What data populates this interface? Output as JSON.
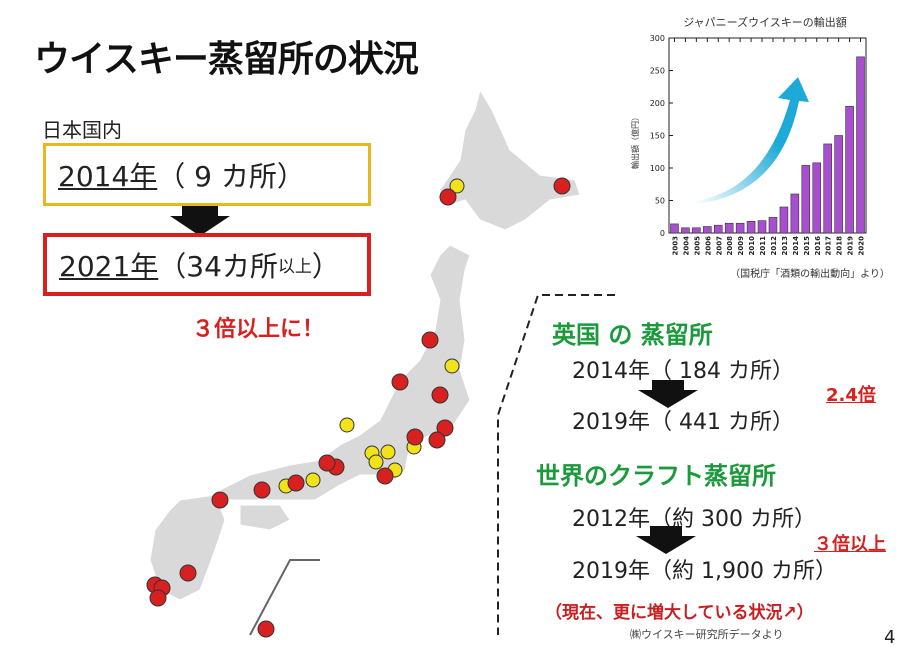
{
  "title": "ウイスキー蒸留所の状況",
  "japan": {
    "label": "日本国内",
    "year1": "2014年",
    "count1": "（ 9 カ所）",
    "year2": "2021年",
    "count2": "（34カ所",
    "count2_small": "以上",
    "count2_end": "）",
    "increase": "３倍以上に！"
  },
  "uk": {
    "heading": "英国 の 蒸留所",
    "line1": "2014年（ 184 カ所）",
    "line2": "2019年（ 441 カ所）",
    "ratio": "2.4倍"
  },
  "world": {
    "heading": "世界のクラフト蒸留所",
    "line1": "2012年（約 300 カ所）",
    "line2": "2019年（約 1,900 カ所）",
    "ratio": "３倍以上",
    "note": "（現在、更に増大している状況↗）",
    "source": "㈱ウイスキー研究所データより"
  },
  "page_number": "4",
  "colors": {
    "red": "#d82020",
    "yellow": "#f2e21a",
    "green": "#1a9a3a",
    "bar": "#a84fd0"
  },
  "chart_data": {
    "type": "bar",
    "title": "ジャパニーズウイスキーの輸出額",
    "ylabel": "輸出額（億円）",
    "xlabel": "",
    "ylim": [
      0,
      300
    ],
    "yticks": [
      0,
      50,
      100,
      150,
      200,
      250,
      300
    ],
    "categories": [
      "2003",
      "2004",
      "2005",
      "2006",
      "2007",
      "2008",
      "2009",
      "2010",
      "2011",
      "2012",
      "2013",
      "2014",
      "2015",
      "2016",
      "2017",
      "2018",
      "2019",
      "2020"
    ],
    "values": [
      14,
      8,
      8,
      10,
      12,
      15,
      15,
      18,
      19,
      24,
      40,
      60,
      104,
      108,
      137,
      150,
      195,
      271
    ],
    "source": "（国税庁「酒類の輸出動向」より）"
  }
}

+++

EXERCISE →
Copy the records above exactly. The pictures are not part of the copy.

OUTPUT OF THE TASK →
What data populates this interface? Output as JSON.
{
  "title": "ウイスキー蒸留所の状況",
  "japan": {
    "label": "日本国内",
    "year1": "2014年",
    "count1": "（ 9 カ所）",
    "year2": "2021年",
    "count2": "（34カ所",
    "count2_small": "以上",
    "count2_end": "）",
    "increase": "３倍以上に！"
  },
  "uk": {
    "heading": "英国 の 蒸留所",
    "line1": "2014年（ 184 カ所）",
    "line2": "2019年（ 441 カ所）",
    "ratio": "2.4倍"
  },
  "world": {
    "heading": "世界のクラフト蒸留所",
    "line1": "2012年（約 300 カ所）",
    "line2": "2019年（約 1,900 カ所）",
    "ratio": "３倍以上",
    "note": "（現在、更に増大している状況↗）",
    "source": "㈱ウイスキー研究所データより"
  },
  "page_number": "4",
  "colors": {
    "red": "#d82020",
    "yellow": "#f2e21a",
    "green": "#1a9a3a",
    "bar": "#a84fd0"
  },
  "chart_data": {
    "type": "bar",
    "title": "ジャパニーズウイスキーの輸出額",
    "ylabel": "輸出額（億円）",
    "xlabel": "",
    "ylim": [
      0,
      300
    ],
    "yticks": [
      0,
      50,
      100,
      150,
      200,
      250,
      300
    ],
    "categories": [
      "2003",
      "2004",
      "2005",
      "2006",
      "2007",
      "2008",
      "2009",
      "2010",
      "2011",
      "2012",
      "2013",
      "2014",
      "2015",
      "2016",
      "2017",
      "2018",
      "2019",
      "2020"
    ],
    "values": [
      14,
      8,
      8,
      10,
      12,
      15,
      15,
      18,
      19,
      24,
      40,
      60,
      104,
      108,
      137,
      150,
      195,
      271
    ],
    "source": "（国税庁「酒類の輸出動向」より）"
  }
}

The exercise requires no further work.